* _WRITTEN TASK_: Among the lines below, count those with "your". Give only the number.

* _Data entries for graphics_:
****

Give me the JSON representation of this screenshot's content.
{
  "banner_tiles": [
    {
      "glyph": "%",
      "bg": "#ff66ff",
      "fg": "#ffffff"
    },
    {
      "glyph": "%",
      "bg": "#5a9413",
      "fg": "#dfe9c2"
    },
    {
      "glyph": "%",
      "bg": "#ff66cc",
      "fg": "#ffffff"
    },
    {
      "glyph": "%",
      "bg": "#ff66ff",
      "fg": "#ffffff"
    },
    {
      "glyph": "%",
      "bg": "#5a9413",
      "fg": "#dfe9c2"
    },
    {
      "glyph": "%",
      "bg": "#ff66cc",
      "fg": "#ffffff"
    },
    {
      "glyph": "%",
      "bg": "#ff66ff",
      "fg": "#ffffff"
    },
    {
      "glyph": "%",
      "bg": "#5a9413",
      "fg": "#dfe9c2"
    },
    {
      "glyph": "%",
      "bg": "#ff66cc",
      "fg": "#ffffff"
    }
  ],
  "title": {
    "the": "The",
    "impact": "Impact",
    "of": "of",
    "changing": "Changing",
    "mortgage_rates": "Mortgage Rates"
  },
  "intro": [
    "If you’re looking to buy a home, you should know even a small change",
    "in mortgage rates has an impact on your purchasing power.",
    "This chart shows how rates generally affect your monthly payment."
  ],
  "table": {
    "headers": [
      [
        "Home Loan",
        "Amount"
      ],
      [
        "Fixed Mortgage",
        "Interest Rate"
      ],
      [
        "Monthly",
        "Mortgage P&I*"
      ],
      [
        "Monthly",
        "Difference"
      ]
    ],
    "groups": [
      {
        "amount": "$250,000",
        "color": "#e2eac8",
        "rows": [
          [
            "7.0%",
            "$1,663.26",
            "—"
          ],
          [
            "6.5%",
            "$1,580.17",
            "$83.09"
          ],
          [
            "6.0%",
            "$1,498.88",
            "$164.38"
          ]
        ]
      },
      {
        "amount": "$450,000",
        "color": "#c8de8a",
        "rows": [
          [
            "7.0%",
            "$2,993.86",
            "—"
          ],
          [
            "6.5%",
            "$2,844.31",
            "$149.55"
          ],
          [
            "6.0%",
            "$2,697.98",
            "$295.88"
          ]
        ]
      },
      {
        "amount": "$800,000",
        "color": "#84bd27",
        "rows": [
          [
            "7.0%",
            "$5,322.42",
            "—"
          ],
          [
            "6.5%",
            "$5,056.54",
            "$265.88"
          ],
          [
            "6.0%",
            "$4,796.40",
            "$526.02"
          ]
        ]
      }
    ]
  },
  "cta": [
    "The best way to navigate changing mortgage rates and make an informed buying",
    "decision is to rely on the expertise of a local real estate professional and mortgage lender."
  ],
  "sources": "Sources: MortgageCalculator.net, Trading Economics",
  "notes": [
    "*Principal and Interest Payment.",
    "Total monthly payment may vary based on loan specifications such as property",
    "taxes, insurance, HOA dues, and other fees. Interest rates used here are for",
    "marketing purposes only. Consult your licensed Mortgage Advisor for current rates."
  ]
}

****

* _COMPLETE ANSWER_: 3